- To do -
Only lines holding the string "Choose" are wanted; copy each one from the material.

-----

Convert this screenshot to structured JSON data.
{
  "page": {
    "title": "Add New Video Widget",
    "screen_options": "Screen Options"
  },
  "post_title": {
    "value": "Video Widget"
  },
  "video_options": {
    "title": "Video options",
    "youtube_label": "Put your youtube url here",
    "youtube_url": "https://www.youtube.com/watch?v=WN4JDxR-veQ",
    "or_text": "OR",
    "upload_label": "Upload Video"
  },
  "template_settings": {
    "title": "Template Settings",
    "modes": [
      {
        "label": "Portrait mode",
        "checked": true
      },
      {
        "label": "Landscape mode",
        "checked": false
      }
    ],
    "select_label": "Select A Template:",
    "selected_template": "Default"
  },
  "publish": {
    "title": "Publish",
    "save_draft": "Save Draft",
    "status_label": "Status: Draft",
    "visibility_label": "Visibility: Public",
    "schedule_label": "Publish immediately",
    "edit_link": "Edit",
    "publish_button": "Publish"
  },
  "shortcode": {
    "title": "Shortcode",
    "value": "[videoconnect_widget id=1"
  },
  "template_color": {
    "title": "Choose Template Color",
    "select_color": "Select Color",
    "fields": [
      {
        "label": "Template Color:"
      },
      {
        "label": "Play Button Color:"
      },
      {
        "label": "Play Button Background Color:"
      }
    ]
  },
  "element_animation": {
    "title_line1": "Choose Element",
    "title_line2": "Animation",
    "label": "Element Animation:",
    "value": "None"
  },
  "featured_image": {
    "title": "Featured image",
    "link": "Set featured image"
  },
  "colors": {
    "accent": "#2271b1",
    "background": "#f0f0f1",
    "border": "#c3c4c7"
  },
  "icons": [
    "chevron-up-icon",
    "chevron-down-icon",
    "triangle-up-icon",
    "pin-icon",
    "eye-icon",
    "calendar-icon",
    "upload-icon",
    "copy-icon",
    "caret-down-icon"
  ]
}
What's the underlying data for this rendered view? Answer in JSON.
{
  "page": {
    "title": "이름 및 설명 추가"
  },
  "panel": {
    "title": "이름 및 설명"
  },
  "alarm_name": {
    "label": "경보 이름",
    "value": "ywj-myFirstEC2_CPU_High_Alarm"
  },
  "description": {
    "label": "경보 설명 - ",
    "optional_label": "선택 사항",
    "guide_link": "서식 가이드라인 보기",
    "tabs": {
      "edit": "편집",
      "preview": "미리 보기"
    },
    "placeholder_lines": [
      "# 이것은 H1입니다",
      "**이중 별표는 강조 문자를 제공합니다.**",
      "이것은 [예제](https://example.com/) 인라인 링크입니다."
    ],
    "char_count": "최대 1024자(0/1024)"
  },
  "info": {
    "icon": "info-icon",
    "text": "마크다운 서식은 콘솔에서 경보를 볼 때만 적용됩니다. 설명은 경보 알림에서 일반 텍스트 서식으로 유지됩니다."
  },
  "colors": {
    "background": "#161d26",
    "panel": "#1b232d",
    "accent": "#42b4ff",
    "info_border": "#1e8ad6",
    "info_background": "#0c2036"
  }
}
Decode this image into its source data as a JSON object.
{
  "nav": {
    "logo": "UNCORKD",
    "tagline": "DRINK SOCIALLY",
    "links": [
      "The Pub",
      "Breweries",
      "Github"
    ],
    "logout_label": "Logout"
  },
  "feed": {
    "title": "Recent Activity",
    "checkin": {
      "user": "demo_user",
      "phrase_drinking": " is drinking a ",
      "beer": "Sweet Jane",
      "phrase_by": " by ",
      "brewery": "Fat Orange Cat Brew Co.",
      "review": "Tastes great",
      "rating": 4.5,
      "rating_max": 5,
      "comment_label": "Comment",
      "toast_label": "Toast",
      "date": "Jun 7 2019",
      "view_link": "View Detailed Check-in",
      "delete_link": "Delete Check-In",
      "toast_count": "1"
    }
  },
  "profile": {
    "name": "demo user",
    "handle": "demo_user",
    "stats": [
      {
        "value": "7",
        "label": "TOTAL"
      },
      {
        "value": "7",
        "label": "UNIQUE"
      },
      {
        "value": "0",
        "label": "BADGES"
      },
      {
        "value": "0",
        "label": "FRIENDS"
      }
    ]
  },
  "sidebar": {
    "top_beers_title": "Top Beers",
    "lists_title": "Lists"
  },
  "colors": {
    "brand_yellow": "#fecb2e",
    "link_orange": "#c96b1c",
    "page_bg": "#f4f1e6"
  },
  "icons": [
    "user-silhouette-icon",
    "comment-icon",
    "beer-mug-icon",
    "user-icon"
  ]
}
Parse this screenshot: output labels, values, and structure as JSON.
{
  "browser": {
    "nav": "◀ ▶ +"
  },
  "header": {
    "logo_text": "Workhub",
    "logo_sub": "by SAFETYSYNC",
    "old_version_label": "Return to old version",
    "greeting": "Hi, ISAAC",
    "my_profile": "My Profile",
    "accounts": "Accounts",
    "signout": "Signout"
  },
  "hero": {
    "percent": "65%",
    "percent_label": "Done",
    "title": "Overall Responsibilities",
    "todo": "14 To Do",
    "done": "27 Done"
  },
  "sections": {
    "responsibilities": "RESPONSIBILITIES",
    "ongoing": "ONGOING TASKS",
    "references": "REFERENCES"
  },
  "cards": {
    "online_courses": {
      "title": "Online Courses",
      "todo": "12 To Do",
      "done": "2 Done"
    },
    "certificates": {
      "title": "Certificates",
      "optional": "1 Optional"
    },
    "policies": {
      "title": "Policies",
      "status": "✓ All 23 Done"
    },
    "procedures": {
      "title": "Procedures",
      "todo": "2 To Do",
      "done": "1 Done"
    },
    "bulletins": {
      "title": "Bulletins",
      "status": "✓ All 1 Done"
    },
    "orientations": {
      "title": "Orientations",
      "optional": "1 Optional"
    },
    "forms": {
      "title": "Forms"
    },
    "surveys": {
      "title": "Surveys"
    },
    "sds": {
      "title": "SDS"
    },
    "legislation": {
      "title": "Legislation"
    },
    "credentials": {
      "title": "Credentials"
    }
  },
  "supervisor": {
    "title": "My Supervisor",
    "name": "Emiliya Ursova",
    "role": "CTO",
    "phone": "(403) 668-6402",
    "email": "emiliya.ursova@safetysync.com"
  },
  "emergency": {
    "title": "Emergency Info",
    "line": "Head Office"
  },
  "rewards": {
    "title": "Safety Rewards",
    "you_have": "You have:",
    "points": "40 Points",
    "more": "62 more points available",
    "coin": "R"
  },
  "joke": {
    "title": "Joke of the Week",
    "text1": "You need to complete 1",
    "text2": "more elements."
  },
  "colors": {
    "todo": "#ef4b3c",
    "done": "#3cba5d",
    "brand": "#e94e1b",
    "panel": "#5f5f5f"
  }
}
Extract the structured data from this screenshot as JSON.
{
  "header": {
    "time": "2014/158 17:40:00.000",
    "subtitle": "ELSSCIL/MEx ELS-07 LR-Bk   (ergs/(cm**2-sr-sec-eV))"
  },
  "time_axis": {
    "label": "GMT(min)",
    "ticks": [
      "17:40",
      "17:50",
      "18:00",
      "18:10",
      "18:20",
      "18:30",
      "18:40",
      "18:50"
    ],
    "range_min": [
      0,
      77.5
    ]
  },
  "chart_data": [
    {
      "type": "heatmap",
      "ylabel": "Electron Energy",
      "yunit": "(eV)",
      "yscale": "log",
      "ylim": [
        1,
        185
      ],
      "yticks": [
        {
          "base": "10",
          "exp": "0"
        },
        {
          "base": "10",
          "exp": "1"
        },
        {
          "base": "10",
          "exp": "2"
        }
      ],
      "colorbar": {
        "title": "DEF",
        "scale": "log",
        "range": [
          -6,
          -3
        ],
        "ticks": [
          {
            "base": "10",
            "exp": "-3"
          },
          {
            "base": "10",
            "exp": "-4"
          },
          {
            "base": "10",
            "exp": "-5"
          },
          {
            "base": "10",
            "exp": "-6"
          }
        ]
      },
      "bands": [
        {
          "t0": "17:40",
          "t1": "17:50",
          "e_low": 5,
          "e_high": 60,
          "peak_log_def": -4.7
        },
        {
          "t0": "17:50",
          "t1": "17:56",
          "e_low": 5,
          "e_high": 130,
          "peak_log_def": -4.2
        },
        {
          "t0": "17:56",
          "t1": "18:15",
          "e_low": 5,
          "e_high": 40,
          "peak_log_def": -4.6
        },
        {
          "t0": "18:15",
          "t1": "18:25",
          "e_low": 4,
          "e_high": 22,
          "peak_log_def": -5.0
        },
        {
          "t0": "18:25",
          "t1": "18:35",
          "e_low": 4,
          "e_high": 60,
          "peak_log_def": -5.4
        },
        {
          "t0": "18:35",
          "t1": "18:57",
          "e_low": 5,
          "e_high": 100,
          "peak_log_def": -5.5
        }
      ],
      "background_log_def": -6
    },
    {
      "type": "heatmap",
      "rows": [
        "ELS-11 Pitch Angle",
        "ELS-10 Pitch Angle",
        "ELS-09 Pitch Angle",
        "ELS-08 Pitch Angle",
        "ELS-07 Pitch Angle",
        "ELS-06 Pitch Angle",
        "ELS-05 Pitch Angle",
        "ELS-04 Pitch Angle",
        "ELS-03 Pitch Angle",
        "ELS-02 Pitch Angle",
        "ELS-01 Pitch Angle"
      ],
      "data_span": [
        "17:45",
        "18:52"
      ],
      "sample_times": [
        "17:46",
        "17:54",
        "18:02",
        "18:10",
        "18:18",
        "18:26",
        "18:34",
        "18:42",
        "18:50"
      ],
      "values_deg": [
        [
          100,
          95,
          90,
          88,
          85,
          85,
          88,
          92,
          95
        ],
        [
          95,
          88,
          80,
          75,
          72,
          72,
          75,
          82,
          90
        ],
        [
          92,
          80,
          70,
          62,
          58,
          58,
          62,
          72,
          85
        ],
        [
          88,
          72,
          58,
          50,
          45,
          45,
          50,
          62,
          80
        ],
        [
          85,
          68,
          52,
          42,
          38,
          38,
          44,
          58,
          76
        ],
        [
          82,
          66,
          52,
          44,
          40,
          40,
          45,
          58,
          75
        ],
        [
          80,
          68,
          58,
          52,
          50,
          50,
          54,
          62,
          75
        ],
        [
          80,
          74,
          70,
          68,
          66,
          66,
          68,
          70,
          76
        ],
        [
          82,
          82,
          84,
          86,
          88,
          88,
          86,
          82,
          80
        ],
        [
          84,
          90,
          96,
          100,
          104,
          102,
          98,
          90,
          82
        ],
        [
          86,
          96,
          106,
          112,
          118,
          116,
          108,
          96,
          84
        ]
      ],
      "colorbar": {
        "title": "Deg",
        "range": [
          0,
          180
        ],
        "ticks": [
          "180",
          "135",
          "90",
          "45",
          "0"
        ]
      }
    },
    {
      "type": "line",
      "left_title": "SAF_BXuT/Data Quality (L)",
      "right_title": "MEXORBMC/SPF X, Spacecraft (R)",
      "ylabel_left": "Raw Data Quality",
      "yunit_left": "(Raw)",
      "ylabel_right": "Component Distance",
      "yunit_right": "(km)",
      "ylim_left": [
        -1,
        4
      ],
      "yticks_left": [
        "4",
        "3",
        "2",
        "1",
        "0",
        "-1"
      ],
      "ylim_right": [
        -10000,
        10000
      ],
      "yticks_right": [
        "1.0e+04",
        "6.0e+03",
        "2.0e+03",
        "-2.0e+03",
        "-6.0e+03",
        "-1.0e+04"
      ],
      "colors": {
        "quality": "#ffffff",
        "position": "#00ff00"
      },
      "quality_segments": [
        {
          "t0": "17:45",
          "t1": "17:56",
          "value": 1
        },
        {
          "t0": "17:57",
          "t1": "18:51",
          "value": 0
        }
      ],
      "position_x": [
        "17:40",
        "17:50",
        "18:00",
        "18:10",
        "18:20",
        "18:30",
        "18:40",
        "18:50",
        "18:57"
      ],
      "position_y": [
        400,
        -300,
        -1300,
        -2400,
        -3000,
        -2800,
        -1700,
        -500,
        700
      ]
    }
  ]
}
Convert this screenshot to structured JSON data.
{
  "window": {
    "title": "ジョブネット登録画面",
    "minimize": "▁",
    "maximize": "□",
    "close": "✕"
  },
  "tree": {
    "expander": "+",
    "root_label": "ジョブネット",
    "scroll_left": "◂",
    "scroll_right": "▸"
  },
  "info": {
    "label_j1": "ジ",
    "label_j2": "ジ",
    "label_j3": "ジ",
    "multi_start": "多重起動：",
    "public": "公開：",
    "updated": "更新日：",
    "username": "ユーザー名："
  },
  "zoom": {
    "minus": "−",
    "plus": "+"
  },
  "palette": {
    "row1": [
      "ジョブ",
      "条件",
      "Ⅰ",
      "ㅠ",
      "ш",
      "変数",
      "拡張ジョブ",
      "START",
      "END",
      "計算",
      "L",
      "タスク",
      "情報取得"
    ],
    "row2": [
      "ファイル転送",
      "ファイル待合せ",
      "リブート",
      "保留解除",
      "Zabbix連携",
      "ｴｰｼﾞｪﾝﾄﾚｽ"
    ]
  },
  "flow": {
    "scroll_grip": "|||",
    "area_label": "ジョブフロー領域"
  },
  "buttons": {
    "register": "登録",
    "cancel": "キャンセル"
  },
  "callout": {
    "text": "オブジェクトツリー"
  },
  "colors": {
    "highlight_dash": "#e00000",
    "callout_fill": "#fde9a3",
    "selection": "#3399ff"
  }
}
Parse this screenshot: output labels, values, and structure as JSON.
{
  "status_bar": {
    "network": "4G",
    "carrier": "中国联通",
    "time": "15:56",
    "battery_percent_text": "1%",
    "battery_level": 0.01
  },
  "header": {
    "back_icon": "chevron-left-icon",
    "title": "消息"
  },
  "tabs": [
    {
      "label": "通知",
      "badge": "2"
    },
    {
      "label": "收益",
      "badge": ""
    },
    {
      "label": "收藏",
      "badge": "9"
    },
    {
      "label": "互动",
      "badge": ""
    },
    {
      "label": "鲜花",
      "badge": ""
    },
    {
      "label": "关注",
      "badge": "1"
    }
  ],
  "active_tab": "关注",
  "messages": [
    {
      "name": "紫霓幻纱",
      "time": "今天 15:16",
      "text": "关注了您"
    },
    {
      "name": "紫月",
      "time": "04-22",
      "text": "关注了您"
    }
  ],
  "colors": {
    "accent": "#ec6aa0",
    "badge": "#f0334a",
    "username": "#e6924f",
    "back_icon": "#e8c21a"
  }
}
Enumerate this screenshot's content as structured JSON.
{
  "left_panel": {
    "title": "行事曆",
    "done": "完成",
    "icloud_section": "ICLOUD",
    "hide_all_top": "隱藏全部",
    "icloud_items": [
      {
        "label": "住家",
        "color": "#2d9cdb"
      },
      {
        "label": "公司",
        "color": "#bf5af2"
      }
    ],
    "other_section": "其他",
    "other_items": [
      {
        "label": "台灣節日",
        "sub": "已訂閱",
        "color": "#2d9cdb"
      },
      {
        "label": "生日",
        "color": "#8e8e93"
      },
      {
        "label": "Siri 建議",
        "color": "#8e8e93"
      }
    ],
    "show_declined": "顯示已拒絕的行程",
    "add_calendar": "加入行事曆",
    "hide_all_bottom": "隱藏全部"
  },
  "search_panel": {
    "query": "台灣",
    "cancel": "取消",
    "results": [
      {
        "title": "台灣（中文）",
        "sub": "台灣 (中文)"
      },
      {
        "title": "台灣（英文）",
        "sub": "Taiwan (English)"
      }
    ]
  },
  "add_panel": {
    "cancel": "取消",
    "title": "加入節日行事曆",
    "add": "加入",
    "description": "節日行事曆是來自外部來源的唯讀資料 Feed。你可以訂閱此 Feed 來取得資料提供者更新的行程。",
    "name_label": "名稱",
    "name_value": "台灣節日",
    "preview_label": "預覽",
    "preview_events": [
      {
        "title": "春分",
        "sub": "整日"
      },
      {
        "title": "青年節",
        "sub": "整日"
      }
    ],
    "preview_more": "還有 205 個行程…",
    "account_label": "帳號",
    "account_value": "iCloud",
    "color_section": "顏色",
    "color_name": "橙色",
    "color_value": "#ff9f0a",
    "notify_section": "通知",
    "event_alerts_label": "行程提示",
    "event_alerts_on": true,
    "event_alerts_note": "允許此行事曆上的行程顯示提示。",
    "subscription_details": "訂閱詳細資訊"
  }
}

-----

- Exercise output -
    "title": "Choose Template Color",
    "title_line1": "Choose Element",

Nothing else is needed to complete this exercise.